═══ Exercise materials ═══

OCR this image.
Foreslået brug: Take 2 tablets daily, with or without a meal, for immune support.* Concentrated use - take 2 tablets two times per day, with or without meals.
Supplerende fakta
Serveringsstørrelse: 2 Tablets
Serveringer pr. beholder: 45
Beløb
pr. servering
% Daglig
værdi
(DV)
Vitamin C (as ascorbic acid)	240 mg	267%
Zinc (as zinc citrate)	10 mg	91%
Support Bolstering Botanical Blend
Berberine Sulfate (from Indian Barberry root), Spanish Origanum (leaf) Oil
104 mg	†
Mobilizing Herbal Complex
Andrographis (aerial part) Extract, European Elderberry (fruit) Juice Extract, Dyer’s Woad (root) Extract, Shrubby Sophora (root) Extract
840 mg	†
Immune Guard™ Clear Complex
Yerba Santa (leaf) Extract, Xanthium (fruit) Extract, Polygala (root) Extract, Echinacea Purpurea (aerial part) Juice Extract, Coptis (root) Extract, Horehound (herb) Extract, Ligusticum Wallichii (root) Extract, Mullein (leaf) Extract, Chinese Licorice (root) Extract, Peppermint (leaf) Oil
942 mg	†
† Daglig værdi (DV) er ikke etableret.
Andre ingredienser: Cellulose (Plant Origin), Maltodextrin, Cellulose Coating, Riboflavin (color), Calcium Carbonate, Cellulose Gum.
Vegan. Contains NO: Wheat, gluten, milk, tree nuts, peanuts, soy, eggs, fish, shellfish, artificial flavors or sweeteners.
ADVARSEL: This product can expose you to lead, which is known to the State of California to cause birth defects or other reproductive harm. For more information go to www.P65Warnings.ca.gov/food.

═══

#### What is expected
Pull out every line of the records above that contains the word "Daglig".

#### Exercise response
% Daglig
† Daglig værdi (DV) er ikke etableret.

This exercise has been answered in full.